··· Input data ···
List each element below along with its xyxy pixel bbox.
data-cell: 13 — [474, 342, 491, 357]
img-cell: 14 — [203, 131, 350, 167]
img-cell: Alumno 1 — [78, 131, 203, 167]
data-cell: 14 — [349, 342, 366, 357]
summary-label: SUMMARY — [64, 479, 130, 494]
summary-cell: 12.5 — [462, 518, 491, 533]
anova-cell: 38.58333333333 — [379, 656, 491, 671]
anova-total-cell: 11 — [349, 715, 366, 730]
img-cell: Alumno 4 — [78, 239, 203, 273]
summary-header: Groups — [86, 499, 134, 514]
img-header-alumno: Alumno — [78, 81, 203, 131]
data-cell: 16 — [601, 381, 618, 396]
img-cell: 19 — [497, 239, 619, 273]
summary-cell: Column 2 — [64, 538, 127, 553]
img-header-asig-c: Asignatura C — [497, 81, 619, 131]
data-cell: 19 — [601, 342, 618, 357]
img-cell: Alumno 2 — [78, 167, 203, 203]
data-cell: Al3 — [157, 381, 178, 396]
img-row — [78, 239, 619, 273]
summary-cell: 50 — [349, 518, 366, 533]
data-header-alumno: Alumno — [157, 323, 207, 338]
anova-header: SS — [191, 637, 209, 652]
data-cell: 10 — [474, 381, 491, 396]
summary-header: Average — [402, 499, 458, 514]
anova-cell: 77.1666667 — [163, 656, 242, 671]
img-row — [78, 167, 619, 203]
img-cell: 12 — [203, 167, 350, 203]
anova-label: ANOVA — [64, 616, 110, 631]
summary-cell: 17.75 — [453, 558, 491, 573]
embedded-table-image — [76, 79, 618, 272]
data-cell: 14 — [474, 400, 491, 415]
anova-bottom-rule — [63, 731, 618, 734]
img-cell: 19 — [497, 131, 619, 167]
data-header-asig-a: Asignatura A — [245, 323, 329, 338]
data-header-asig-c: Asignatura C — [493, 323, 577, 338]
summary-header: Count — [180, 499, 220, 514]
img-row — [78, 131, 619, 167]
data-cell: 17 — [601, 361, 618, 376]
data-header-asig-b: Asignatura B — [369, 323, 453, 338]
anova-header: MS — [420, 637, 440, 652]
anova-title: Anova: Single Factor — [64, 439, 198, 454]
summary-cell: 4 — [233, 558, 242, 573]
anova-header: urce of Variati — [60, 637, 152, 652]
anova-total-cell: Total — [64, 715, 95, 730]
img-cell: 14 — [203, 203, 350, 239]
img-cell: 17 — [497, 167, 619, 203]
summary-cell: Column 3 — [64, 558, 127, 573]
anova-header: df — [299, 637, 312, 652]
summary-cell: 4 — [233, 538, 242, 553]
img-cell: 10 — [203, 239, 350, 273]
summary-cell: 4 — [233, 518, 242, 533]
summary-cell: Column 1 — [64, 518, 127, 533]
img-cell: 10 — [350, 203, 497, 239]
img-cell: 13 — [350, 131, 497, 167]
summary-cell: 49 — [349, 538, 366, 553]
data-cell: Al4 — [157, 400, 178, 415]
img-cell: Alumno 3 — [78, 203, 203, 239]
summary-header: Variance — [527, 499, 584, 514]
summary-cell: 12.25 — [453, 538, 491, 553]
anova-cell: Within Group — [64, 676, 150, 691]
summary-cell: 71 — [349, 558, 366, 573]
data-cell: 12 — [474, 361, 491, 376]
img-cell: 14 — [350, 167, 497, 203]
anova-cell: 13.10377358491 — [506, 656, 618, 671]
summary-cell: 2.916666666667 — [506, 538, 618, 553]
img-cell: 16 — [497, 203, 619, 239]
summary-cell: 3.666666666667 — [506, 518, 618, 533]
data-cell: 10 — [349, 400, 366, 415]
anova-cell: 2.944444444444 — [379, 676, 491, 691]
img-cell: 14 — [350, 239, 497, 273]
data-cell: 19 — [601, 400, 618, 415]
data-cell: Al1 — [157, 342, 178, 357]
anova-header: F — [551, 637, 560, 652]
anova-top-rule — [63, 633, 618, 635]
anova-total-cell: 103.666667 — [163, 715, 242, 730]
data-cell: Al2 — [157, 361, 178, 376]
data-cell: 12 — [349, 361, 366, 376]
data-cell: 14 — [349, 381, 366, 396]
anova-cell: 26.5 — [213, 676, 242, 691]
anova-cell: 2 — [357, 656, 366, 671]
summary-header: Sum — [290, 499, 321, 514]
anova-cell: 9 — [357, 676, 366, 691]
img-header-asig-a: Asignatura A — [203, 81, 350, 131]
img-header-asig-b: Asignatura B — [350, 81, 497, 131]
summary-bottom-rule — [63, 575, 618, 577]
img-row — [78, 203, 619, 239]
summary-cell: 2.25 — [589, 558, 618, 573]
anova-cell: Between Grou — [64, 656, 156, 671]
···
## The request:
Rewrite the entries above with every "Asignatura" changed to "Subject", leaving everything else unchanged.

## Response to the task:
List each element below along with its xyxy pixel bbox.
data-cell: 13 — [474, 342, 491, 357]
img-cell: 14 — [203, 131, 350, 167]
img-cell: Alumno 1 — [78, 131, 203, 167]
data-cell: 14 — [349, 342, 366, 357]
summary-label: SUMMARY — [64, 479, 130, 494]
summary-cell: 12.5 — [462, 518, 491, 533]
anova-cell: 38.58333333333 — [379, 656, 491, 671]
anova-total-cell: 11 — [349, 715, 366, 730]
img-cell: Alumno 4 — [78, 239, 203, 273]
summary-header: Groups — [86, 499, 134, 514]
img-header-alumno: Alumno — [78, 81, 203, 131]
data-cell: 16 — [601, 381, 618, 396]
img-cell: 19 — [497, 239, 619, 273]
summary-cell: Column 2 — [64, 538, 127, 553]
img-header-asig-c: Subject C — [497, 81, 619, 131]
data-cell: 19 — [601, 342, 618, 357]
img-cell: Alumno 2 — [78, 167, 203, 203]
data-cell: Al3 — [157, 381, 178, 396]
img-row — [78, 239, 619, 273]
summary-cell: 50 — [349, 518, 366, 533]
data-header-alumno: Alumno — [157, 323, 207, 338]
anova-header: SS — [191, 637, 209, 652]
data-cell: 10 — [474, 381, 491, 396]
summary-header: Average — [402, 499, 458, 514]
anova-cell: 77.1666667 — [163, 656, 242, 671]
img-row — [78, 167, 619, 203]
img-cell: 12 — [203, 167, 350, 203]
anova-label: ANOVA — [64, 616, 110, 631]
summary-cell: 17.75 — [453, 558, 491, 573]
embedded-table-image — [76, 79, 618, 272]
data-cell: 14 — [474, 400, 491, 415]
anova-bottom-rule — [63, 731, 618, 734]
img-cell: 19 — [497, 131, 619, 167]
data-header-asig-a: Subject A — [245, 323, 329, 338]
data-header-asig-c: Subject C — [493, 323, 577, 338]
summary-header: Count — [180, 499, 220, 514]
img-row — [78, 131, 619, 167]
data-cell: 17 — [601, 361, 618, 376]
data-header-asig-b: Subject B — [369, 323, 453, 338]
anova-header: MS — [420, 637, 440, 652]
anova-title: Anova: Single Factor — [64, 439, 198, 454]
summary-cell: 4 — [233, 558, 242, 573]
anova-header: urce of Variati — [60, 637, 152, 652]
anova-total-cell: Total — [64, 715, 95, 730]
img-cell: 14 — [203, 203, 350, 239]
img-cell: 17 — [497, 167, 619, 203]
summary-cell: Column 3 — [64, 558, 127, 573]
anova-header: df — [299, 637, 312, 652]
summary-cell: 4 — [233, 538, 242, 553]
img-cell: 10 — [203, 239, 350, 273]
summary-cell: 4 — [233, 518, 242, 533]
summary-cell: Column 1 — [64, 518, 127, 533]
img-cell: 10 — [350, 203, 497, 239]
img-cell: 13 — [350, 131, 497, 167]
summary-cell: 49 — [349, 538, 366, 553]
data-cell: Al4 — [157, 400, 178, 415]
img-cell: Alumno 3 — [78, 203, 203, 239]
summary-header: Variance — [527, 499, 584, 514]
summary-cell: 12.25 — [453, 538, 491, 553]
anova-cell: Within Group — [64, 676, 150, 691]
summary-cell: 71 — [349, 558, 366, 573]
data-cell: 12 — [474, 361, 491, 376]
img-cell: 14 — [350, 167, 497, 203]
anova-cell: 13.10377358491 — [506, 656, 618, 671]
summary-cell: 2.916666666667 — [506, 538, 618, 553]
img-cell: 16 — [497, 203, 619, 239]
summary-cell: 3.666666666667 — [506, 518, 618, 533]
data-cell: 10 — [349, 400, 366, 415]
anova-cell: 2.944444444444 — [379, 676, 491, 691]
img-cell: 14 — [350, 239, 497, 273]
data-cell: 19 — [601, 400, 618, 415]
data-cell: Al1 — [157, 342, 178, 357]
anova-header: F — [551, 637, 560, 652]
anova-top-rule — [63, 633, 618, 635]
anova-total-cell: 103.666667 — [163, 715, 242, 730]
data-cell: Al2 — [157, 361, 178, 376]
data-cell: 12 — [349, 361, 366, 376]
data-cell: 14 — [349, 381, 366, 396]
anova-cell: 26.5 — [213, 676, 242, 691]
anova-cell: 2 — [357, 656, 366, 671]
summary-header: Sum — [290, 499, 321, 514]
anova-cell: 9 — [357, 676, 366, 691]
img-header-asig-a: Subject A — [203, 81, 350, 131]
img-header-asig-b: Subject B — [350, 81, 497, 131]
summary-bottom-rule — [63, 575, 618, 577]
img-row — [78, 203, 619, 239]
summary-cell: 2.25 — [589, 558, 618, 573]
anova-cell: Between Grou — [64, 656, 156, 671]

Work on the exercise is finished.